(Extracted records)
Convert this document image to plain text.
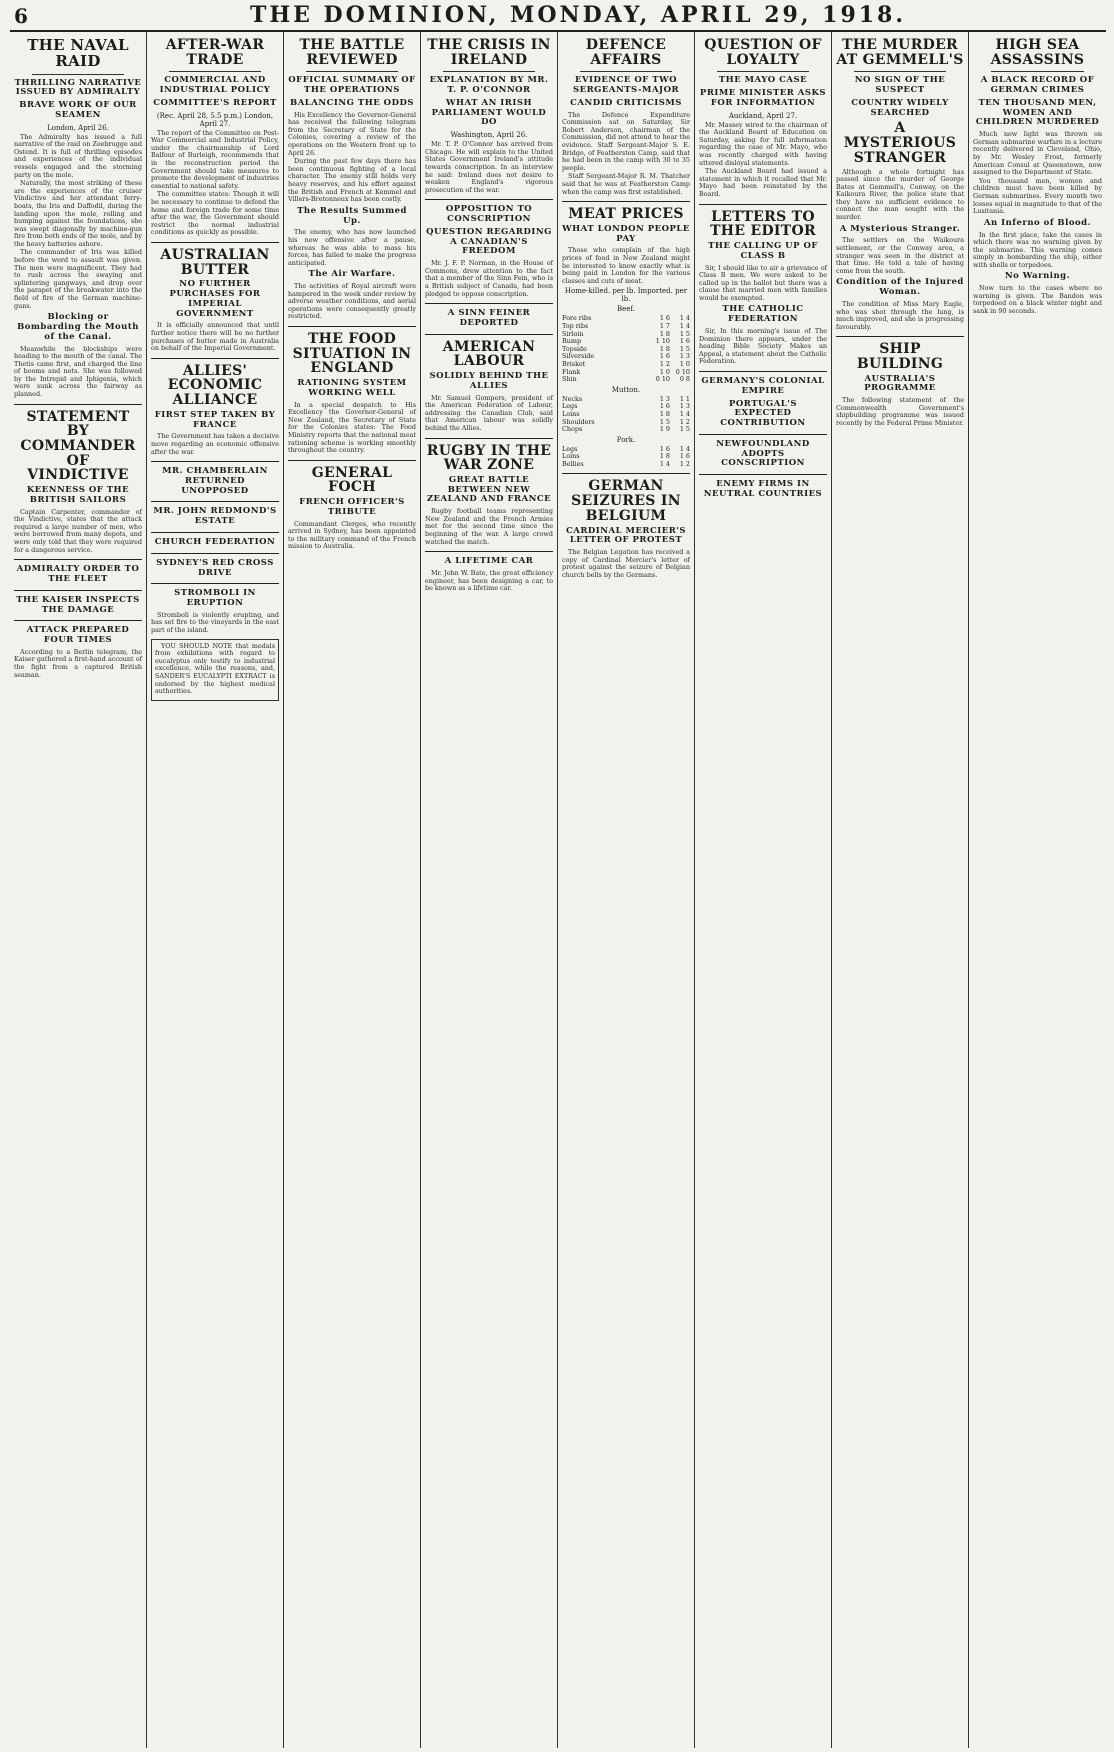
6	THE DOMINION, MONDAY, APRIL 29, 1918.
THE NAVAL RAID
THRILLING NARRATIVE ISSUED BY ADMIRALTY
BRAVE WORK OF OUR SEAMEN
London, April 26.

The Admiralty has issued a full narrative of the raid on Zeebrugge and Ostend. It is full of thrilling episodes and experiences of the individual vessels engaged and the storming party on the mole.

Naturally, the most striking of these are the experiences of the cruiser Vindictive and her attendant ferry-boats, the Iris and Daffodil, during the landing upon the mole, rolling and bumping against the foundations, she was swept diagonally by machine-gun fire from both ends of the mole, and by the heavy batteries ashore.

The commander of Iris was killed before the word to assault was given. The men were magnificent. They had to rush across the swaying and splintering gangways, and drop over the parapet of the breakwater into the field of fire of the German machine-guns.

Blocking or Bombarding the Mouth of the Canal.

Meanwhile the blockships were heading to the mouth of the canal. The Thetis came first, and charged the line of booms and nets. She was followed by the Intrepid and Iphigenia, which were sunk across the fairway as planned.

STATEMENT BY COMMANDER OF VINDICTIVE
KEENNESS OF THE BRITISH SAILORS

Captain Carpenter, commander of the Vindictive, states that the attack required a large number of men, who were borrowed from many depots, and were only told that they were required for a dangerous service.

ADMIRALTY ORDER TO THE FLEET
THE KAISER INSPECTS THE DAMAGE
ATTACK PREPARED FOUR TIMES

According to a Berlin telegram, the Kaiser gathered a first-hand account of the fight from a captured British seaman.

AFTER-WAR TRADE
COMMERCIAL AND INDUSTRIAL POLICY
COMMITTEE'S REPORT
(Rec. April 28, 5.5 p.m.) London, April 27.

The report of the Committee on Post-War Commercial and Industrial Policy, under the chairmanship of Lord Balfour of Burleigh, recommends that in the reconstruction period the Government should take measures to promote the development of industries essential to national safety.

The committee states: Though it will be necessary to continue to defend the home and foreign trade for some time after the war, the Government should restrict the normal industrial conditions as quickly as possible.

AUSTRALIAN BUTTER
NO FURTHER PURCHASES FOR IMPERIAL GOVERNMENT

It is officially announced that until further notice there will be no further purchases of butter made in Australia on behalf of the Imperial Government.

ALLIES' ECONOMIC ALLIANCE
FIRST STEP TAKEN BY FRANCE

The Government has taken a decisive move regarding an economic offensive after the war.

MR. CHAMBERLAIN RETURNED UNOPPOSED
MR. JOHN REDMOND'S ESTATE
CHURCH FEDERATION
SYDNEY'S RED CROSS DRIVE
STROMBOLI IN ERUPTION

Stromboli is violently erupting, and has set fire to the vineyards in the east part of the island.

YOU SHOULD NOTE that medals from exhibitions with regard to eucalyptus only testify to industrial excellence, while the reasons, and, SANDER'S EUCALYPTI EXTRACT is endorsed by the highest medical authorities.

THE BATTLE REVIEWED
OFFICIAL SUMMARY OF THE OPERATIONS
BALANCING THE ODDS

His Excellency the Governor-General has received the following telegram from the Secretary of State for the Colonies, covering a review of the operations on the Western front up to April 26.

During the past few days there has been continuous fighting of a local character. The enemy still holds very heavy reserves, and his effort against the British and French at Kemmel and Villers-Bretonneux has been costly.

The Results Summed Up.

The enemy, who has now launched his new offensive after a pause, whereas he was able to mass his forces, has failed to make the progress anticipated.

The Air Warfare.

The activities of Royal aircraft were hampered in the week under review by adverse weather conditions, and aerial operations were consequently greatly restricted.

THE FOOD SITUATION IN ENGLAND
RATIONING SYSTEM WORKING WELL

In a special despatch to His Excellency the Governor-General of New Zealand, the Secretary of State for the Colonies states: The Food Ministry reports that the national meat rationing scheme is working smoothly throughout the country.

GENERAL FOCH
FRENCH OFFICER'S TRIBUTE

Commandant Clerges, who recently arrived in Sydney, has been appointed to the military command of the French mission to Australia.

THE CRISIS IN IRELAND
EXPLANATION BY MR. T. P. O'CONNOR
WHAT AN IRISH PARLIAMENT WOULD DO
Washington, April 26.

Mr. T. P. O'Connor has arrived from Chicago. He will explain to the United States Government Ireland's attitude towards conscription. In an interview he said: Ireland does not desire to weaken England's vigorous prosecution of the war.

OPPOSITION TO CONSCRIPTION
QUESTION REGARDING A CANADIAN'S FREEDOM

Mr. J. F. P. Norman, in the House of Commons, drew attention to the fact that a member of the Sinn Fein, who is a British subject of Canada, had been pledged to oppose conscription.

A SINN FEINER DEPORTED
AMERICAN LABOUR
SOLIDLY BEHIND THE ALLIES

Mr. Samuel Gompers, president of the American Federation of Labour, addressing the Canadian Club, said that American labour was solidly behind the Allies.

RUGBY IN THE WAR ZONE
GREAT BATTLE BETWEEN NEW ZEALAND AND FRANCE

Rugby football teams representing New Zealand and the French Armies met for the second time since the beginning of the war. A large crowd watched the match.

A LIFETIME CAR

Mr. John W. Bate, the great efficiency engineer, has been designing a car, to be known as a lifetime car.

DEFENCE AFFAIRS
EVIDENCE OF TWO SERGEANTS-MAJOR
CANDID CRITICISMS

The Defence Expenditure Commission sat on Saturday, Sir Robert Anderson, chairman of the Commission, did not attend to hear the evidence. Staff Sergeant-Major S. E. Bridge, of Featherston Camp, said that he had been in the camp with 30 to 35 people.

Staff Sergeant-Major R. M. Thatcher said that he was at Featherston Camp when the camp was first established.

MEAT PRICES
WHAT LONDON PEOPLE PAY

Those who complain of the high prices of food in New Zealand might be interested to know exactly what is being paid in London for the various classes and cuts of meat.

Home-killed. per lb. Imported. per lb.
Beef.
Fore ribs	1 6	1 4
Top ribs	1 7	1 4
Sirloin	1 8	1 5
Rump	1 10	1 6
Topside	1 8	1 5
Silverside	1 6	1 3
Brisket	1 2	1 0
Flank	1 0	0 10
Shin	0 10	0 8
Mutton.
Necks	1 3	1 1
Legs	1 6	1 3
Loins	1 8	1 4
Shoulders	1 5	1 2
Chops	1 9	1 5
Pork.
Legs	1 6	1 4
Loins	1 8	1 6
Bellies	1 4	1 2
GERMAN SEIZURES IN BELGIUM
CARDINAL MERCIER'S LETTER OF PROTEST

The Belgian Legation has received a copy of Cardinal Mercier's letter of protest against the seizure of Belgian church bells by the Germans.

QUESTION OF LOYALTY
THE MAYO CASE
PRIME MINISTER ASKS FOR INFORMATION
Auckland, April 27.

Mr. Massey wired to the chairman of the Auckland Board of Education on Saturday, asking for full information regarding the case of Mr. Mayo, who was recently charged with having uttered disloyal statements.

The Auckland Board had issued a statement in which it recalled that Mr. Mayo had been reinstated by the Board.

LETTERS TO THE EDITOR
THE CALLING UP OF CLASS B

Sir, I should like to air a grievance of Class B men. We were asked to be called up in the ballot but there was a clause that married men with families would be exempted.

THE CATHOLIC FEDERATION

Sir, In this morning's issue of The Dominion there appears, under the heading Bible Society Makes an Appeal, a statement about the Catholic Federation.

GERMANY'S COLONIAL EMPIRE
PORTUGAL'S EXPECTED CONTRIBUTION
NEWFOUNDLAND ADOPTS CONSCRIPTION
ENEMY FIRMS IN NEUTRAL COUNTRIES
THE MURDER AT GEMMELL'S
NO SIGN OF THE SUSPECT
COUNTRY WIDELY SEARCHED
A MYSTERIOUS STRANGER

Although a whole fortnight has passed since the murder of George Bates at Gemmell's, Conway, on the Kaikoura River, the police state that they have no sufficient evidence to connect the man sought with the murder.

A Mysterious Stranger.

The settlers on the Waikoura settlement, or the Conway area, a stranger was seen in the district at that time. He told a tale of having come from the south.

Condition of the Injured Woman.

The condition of Miss Mary Eagle, who was shot through the lung, is much improved, and she is progressing favourably.

SHIP BUILDING
AUSTRALIA'S PROGRAMME

The following statement of the Commonwealth Government's shipbuilding programme was issued recently by the Federal Prime Minister.

HIGH SEA ASSASSINS
A BLACK RECORD OF GERMAN CRIMES
TEN THOUSAND MEN, WOMEN AND CHILDREN MURDERED

Much new light was thrown on German submarine warfare in a lecture recently delivered in Cleveland, Ohio, by Mr. Wesley Frost, formerly American Consul at Queenstown, now assigned to the Department of State.

You thousand men, women and children must have been killed by German submarines. Every month two losses equal in magnitude to that of the Lusitania.

An Inferno of Blood.

In the first place, take the cases in which there was no warning given by the submarine. This warning comes simply in bombarding the ship, either with shells or torpedoes.

No Warning.

Now turn to the cases where no warning is given. The Bandon was torpedoed on a black winter night and sank in 90 seconds.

INSTRUCTIONS TO FOLLOW
Identify and extract each line of the listing that contains "BATTLE".

RESULT OF THE EXERCISE
THE BATTLE REVIEWED
GREAT BATTLE BETWEEN NEW ZEALAND AND FRANCE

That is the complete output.